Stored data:
☆ ☆ ☆ ☆ ☆ ☆ ☆

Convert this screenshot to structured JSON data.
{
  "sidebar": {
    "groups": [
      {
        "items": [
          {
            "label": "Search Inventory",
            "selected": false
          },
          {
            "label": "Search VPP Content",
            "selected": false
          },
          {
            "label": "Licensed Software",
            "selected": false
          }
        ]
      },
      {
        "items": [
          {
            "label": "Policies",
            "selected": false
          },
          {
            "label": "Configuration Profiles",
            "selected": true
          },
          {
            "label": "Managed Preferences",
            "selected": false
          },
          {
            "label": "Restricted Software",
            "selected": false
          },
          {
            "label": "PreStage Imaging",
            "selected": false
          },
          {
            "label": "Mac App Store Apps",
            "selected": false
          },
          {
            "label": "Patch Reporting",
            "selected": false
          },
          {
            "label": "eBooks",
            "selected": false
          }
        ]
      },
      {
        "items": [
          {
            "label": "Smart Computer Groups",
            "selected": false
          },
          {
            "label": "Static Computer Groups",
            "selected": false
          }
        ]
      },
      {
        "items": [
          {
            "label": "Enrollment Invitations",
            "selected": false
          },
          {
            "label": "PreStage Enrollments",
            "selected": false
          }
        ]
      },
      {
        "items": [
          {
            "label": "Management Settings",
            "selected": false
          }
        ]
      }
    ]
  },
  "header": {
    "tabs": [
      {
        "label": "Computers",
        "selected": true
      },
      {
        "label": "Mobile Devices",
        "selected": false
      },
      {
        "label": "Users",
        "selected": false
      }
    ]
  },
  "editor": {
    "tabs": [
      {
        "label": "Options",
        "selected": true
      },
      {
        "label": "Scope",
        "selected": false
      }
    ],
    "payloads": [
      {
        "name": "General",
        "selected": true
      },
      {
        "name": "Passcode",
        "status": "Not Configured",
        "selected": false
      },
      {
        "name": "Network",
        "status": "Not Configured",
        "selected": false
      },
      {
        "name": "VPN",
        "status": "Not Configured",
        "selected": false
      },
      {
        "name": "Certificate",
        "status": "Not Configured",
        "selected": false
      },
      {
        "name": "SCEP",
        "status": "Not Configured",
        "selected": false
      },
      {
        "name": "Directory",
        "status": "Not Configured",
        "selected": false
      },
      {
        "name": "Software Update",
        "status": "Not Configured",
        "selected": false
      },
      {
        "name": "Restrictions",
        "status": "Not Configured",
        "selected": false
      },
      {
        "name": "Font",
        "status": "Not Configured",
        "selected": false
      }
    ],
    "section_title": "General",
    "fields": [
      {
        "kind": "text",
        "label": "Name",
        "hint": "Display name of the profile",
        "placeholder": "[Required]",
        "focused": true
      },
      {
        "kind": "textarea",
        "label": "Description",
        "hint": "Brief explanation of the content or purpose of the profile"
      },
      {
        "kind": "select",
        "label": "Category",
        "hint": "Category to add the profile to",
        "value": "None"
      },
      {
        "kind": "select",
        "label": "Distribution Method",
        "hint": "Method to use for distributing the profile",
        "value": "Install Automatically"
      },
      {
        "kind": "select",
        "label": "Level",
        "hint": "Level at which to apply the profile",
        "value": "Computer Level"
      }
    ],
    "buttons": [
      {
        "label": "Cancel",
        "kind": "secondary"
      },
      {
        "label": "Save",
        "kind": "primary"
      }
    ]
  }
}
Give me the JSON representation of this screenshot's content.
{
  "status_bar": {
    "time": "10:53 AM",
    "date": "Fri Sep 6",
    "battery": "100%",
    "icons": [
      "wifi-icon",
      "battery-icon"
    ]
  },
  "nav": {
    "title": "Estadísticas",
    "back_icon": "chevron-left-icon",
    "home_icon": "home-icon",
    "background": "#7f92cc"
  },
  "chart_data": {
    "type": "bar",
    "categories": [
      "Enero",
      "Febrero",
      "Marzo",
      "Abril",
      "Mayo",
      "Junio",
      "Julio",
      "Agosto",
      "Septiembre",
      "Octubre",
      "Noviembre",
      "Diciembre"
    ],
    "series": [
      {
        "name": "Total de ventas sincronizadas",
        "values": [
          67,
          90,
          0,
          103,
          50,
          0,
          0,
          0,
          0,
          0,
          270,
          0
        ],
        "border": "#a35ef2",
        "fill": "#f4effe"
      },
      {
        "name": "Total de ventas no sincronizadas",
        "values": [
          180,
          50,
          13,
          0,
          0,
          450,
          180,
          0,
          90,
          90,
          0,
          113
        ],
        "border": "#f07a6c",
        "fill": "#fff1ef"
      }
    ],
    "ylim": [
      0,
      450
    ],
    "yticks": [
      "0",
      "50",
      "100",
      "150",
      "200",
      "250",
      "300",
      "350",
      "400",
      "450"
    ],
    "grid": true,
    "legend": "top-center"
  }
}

☆ ☆ ☆ ☆ ☆ ☆ ☆

Give the count of lines containing "JSON", with no added text.

RESULT FOR THIS EXERCISE:
2